Exercise brief:
Say how many lines include the word "Under", using only a number.

Extracts from a graphics dataset

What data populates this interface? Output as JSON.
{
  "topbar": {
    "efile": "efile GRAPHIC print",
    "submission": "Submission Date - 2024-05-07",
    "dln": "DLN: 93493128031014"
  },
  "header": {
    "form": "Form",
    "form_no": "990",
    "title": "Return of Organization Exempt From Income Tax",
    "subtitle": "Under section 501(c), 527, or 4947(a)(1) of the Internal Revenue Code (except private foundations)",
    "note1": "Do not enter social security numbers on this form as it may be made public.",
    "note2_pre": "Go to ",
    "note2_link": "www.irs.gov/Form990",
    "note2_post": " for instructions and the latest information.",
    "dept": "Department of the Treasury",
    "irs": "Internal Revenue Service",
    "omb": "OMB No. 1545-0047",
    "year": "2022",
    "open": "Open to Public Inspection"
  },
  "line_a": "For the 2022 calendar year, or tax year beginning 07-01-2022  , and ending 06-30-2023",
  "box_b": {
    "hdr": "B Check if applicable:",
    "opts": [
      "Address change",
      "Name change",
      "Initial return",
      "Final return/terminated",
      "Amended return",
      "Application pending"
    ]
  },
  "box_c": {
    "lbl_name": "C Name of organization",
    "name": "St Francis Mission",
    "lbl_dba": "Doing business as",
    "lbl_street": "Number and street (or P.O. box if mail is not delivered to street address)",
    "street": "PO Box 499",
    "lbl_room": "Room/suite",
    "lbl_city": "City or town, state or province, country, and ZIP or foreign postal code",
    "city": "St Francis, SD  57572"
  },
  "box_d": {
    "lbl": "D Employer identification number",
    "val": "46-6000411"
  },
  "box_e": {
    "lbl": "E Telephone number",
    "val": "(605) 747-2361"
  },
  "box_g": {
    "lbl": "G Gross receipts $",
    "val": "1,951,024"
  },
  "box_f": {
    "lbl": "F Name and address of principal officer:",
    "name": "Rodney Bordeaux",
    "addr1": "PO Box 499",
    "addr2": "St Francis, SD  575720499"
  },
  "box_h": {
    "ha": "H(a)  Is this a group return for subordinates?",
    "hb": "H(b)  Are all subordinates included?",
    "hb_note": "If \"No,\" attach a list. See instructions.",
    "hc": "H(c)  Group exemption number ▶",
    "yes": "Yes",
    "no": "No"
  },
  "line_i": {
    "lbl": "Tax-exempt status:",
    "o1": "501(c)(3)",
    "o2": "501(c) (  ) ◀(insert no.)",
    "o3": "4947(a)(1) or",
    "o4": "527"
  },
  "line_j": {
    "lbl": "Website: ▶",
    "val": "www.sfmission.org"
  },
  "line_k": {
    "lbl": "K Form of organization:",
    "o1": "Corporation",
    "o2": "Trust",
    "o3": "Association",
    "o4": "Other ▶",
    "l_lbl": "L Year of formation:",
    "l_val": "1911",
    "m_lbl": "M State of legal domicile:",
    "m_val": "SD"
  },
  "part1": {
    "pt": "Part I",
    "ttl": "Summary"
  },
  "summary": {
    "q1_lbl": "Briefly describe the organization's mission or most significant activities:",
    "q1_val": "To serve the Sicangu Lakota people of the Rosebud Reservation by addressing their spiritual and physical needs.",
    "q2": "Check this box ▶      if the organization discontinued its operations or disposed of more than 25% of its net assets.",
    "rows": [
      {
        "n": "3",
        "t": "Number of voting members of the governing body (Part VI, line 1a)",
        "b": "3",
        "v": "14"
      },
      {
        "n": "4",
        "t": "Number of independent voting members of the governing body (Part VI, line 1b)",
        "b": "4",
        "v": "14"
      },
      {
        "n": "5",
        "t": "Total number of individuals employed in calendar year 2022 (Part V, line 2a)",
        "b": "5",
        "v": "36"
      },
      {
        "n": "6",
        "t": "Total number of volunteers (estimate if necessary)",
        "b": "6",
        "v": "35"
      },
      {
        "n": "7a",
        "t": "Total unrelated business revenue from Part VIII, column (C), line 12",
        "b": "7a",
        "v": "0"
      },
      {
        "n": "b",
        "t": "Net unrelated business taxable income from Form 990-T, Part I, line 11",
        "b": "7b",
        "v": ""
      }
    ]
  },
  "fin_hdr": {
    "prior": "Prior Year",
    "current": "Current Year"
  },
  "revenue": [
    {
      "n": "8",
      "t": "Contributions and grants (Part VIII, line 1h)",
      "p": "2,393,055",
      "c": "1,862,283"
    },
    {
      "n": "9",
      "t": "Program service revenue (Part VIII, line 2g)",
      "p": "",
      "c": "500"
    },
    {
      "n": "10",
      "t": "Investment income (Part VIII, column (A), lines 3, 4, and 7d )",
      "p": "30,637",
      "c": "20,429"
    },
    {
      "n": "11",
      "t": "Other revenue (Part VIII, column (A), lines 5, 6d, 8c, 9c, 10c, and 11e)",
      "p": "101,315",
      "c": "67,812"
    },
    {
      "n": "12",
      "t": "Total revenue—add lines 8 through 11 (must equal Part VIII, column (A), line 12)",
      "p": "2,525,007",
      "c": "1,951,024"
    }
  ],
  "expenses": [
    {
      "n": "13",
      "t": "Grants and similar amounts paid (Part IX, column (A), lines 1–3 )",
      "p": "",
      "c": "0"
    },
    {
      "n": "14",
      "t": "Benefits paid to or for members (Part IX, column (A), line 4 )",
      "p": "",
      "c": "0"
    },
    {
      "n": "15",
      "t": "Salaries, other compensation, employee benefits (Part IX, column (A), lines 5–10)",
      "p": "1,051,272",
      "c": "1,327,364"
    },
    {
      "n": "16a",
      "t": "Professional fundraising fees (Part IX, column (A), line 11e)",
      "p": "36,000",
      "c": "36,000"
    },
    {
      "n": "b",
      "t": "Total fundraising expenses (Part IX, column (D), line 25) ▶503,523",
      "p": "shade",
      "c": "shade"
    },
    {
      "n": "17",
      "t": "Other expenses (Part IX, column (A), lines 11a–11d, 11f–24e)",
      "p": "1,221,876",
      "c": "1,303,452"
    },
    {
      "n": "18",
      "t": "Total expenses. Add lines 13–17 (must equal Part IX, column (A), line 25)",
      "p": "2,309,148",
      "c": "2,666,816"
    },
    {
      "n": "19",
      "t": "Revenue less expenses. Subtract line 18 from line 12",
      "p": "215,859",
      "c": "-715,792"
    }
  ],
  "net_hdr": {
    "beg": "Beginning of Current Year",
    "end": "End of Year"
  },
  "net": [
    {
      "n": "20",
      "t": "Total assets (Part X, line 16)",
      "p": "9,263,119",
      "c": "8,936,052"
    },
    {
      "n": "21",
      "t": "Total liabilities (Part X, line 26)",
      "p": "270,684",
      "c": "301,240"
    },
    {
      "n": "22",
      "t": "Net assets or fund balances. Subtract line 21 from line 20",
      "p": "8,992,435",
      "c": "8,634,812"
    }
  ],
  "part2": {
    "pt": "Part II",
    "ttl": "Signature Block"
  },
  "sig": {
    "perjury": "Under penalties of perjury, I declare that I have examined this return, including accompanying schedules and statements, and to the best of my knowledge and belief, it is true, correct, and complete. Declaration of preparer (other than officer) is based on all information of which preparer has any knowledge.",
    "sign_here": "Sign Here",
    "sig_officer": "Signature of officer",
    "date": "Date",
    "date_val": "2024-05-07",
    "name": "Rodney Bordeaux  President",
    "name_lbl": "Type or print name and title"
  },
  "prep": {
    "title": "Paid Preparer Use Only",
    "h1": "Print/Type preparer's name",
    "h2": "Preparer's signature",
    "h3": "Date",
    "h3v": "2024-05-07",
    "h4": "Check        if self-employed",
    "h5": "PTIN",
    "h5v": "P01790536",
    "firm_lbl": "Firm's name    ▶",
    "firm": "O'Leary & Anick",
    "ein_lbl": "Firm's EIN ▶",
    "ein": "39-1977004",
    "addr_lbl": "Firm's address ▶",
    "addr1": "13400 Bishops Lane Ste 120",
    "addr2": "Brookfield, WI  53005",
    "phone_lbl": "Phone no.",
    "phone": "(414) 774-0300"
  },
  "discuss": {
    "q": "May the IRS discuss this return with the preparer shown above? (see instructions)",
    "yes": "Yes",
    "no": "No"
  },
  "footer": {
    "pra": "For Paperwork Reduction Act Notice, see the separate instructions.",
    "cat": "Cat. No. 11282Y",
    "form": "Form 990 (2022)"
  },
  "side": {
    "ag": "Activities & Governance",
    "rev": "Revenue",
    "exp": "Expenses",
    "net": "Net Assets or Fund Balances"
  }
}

Response to the task:
2